▶ [OBJECTIVE]
Keep only the lines of the data below that contain "bright", and copy them.

▶ [DATASET CONTENT]
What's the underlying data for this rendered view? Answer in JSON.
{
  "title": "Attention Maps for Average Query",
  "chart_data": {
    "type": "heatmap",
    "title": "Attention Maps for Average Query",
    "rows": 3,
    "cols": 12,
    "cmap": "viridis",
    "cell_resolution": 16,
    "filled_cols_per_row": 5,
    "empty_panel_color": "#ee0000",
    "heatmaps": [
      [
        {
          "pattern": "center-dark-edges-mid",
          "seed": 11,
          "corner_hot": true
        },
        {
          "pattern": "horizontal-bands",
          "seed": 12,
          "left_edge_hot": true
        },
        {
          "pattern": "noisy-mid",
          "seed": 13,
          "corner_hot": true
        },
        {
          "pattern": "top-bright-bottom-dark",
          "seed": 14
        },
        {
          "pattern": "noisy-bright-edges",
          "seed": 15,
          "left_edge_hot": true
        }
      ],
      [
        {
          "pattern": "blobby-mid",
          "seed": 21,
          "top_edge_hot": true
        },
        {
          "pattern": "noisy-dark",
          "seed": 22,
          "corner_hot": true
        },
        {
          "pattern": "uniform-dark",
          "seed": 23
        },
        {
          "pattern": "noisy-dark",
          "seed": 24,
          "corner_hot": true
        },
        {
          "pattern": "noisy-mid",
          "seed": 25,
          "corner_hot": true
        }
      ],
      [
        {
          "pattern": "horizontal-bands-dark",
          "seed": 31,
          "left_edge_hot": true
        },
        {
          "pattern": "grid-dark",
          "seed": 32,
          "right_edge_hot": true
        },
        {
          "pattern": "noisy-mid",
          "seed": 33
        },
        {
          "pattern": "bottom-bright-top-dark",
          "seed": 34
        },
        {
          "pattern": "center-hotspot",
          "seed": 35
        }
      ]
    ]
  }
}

▶ [CORRECT RESPONSE]
          "pattern": "top-bright-bottom-dark",
          "pattern": "noisy-bright-edges",
          "pattern": "bottom-bright-top-dark",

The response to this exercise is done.